# Stated goal
The exercise asks you to copy every line below in which "bouche" appears.

►

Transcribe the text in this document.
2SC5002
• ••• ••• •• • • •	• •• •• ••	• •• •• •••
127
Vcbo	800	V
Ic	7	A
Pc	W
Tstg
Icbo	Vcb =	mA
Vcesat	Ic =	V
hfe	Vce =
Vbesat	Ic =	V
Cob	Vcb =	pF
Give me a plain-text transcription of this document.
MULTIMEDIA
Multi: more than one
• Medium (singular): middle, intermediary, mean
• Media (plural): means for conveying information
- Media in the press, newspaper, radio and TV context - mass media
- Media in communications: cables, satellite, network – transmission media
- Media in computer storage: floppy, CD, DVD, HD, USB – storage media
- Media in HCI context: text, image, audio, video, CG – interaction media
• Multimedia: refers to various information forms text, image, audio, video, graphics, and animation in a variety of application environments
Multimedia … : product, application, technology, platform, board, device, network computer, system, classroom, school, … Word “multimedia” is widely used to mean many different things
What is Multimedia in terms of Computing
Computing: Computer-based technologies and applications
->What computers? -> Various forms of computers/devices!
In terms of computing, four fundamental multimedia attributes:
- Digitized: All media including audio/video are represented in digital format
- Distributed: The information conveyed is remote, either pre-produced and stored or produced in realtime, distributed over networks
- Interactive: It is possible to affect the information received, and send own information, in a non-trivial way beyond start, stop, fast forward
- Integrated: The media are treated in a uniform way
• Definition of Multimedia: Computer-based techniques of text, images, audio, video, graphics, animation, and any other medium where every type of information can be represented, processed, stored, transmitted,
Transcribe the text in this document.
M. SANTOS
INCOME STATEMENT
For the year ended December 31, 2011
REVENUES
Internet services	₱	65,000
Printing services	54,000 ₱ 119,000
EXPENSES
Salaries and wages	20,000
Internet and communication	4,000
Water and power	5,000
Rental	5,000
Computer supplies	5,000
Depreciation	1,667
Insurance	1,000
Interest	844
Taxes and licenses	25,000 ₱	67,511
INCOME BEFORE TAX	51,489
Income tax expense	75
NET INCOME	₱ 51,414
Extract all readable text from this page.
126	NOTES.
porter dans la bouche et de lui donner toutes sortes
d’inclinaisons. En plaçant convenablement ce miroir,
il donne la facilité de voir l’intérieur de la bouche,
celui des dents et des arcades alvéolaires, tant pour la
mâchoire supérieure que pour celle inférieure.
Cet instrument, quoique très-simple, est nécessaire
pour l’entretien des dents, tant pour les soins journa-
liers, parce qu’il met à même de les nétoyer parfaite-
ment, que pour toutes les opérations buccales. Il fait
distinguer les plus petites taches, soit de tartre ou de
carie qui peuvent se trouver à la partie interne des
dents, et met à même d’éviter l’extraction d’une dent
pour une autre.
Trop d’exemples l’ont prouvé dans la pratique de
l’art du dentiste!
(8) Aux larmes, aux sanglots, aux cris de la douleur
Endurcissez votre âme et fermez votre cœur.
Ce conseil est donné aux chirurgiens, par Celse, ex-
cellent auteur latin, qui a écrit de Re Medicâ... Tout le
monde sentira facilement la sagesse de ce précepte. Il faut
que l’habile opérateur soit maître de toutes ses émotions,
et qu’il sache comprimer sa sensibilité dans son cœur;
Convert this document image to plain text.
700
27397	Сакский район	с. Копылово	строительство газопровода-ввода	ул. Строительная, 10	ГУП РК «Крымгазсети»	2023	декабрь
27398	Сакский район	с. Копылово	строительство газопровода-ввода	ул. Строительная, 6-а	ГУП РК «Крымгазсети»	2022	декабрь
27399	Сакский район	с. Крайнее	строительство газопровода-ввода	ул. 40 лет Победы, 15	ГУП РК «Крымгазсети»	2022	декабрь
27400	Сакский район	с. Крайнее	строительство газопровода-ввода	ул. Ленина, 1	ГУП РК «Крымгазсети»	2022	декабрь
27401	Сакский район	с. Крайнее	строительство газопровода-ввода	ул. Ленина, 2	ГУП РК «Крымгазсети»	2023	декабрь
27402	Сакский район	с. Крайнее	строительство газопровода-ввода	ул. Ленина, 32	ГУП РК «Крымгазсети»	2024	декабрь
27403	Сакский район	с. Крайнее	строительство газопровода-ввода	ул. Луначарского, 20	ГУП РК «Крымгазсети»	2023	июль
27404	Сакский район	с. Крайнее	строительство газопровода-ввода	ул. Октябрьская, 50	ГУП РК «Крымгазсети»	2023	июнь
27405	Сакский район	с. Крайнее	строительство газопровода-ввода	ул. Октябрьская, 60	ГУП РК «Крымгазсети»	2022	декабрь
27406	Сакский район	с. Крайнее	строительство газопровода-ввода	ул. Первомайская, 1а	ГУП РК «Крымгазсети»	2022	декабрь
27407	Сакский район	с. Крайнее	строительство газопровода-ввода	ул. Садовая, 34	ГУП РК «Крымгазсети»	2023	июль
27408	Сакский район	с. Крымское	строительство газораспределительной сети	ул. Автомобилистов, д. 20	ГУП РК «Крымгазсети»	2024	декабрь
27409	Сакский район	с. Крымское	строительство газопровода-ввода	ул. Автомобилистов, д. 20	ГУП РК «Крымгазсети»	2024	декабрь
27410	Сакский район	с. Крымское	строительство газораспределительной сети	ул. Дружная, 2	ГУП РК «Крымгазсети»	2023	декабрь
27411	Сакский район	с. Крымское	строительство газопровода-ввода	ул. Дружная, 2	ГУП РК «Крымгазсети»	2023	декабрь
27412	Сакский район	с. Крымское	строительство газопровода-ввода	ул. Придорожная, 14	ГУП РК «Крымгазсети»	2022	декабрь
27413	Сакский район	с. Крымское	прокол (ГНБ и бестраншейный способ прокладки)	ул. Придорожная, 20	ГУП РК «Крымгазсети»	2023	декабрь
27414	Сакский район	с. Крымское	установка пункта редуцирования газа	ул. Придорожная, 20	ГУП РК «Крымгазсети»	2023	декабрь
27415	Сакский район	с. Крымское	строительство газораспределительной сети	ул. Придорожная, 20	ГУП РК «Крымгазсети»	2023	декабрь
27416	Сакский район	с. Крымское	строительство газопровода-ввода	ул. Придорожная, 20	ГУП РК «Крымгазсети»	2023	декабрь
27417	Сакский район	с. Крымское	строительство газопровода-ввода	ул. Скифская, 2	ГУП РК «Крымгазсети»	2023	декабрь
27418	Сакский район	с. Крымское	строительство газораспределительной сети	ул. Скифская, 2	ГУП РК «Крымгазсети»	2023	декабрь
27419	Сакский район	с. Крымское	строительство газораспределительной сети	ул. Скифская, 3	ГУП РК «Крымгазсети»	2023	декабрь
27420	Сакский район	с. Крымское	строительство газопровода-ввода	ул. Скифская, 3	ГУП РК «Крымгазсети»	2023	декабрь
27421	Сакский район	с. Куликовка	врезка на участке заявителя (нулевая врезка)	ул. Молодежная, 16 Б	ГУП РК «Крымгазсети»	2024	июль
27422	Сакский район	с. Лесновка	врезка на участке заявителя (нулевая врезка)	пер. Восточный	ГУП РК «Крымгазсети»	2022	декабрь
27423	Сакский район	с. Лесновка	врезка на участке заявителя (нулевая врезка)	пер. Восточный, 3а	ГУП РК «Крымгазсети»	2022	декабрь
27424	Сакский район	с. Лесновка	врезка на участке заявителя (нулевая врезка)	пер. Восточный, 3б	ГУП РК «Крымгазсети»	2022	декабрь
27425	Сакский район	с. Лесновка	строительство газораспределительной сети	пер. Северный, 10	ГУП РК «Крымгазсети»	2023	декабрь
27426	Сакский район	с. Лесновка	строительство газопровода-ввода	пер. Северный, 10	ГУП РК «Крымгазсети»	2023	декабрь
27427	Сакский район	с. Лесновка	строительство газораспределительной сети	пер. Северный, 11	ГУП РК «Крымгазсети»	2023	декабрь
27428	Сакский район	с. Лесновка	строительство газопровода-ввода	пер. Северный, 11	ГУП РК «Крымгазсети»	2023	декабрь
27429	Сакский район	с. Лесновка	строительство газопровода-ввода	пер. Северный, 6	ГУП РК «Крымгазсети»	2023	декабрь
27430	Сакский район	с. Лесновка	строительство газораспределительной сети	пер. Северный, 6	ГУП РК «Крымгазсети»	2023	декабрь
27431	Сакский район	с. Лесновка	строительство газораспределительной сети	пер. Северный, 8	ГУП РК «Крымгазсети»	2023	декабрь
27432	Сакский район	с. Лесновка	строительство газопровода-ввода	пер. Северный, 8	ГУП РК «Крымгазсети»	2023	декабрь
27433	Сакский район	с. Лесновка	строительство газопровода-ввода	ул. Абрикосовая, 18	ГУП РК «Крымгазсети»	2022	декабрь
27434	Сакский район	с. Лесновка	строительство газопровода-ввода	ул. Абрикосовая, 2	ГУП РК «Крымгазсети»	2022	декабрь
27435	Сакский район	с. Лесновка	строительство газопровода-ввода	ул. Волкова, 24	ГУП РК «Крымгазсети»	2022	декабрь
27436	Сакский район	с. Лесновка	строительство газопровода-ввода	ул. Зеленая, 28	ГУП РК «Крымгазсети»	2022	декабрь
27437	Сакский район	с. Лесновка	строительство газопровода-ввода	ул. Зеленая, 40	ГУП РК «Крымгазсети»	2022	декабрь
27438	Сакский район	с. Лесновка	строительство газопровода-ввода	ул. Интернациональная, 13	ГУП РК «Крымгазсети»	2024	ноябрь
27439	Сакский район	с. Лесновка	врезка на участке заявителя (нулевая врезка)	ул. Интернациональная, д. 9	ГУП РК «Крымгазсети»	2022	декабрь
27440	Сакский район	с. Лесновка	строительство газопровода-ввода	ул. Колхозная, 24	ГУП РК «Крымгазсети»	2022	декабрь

◄

# Exercise response
porter dans la bouche et de lui donner toutes sortes
il donne la facilité de voir l’intérieur de la bouche,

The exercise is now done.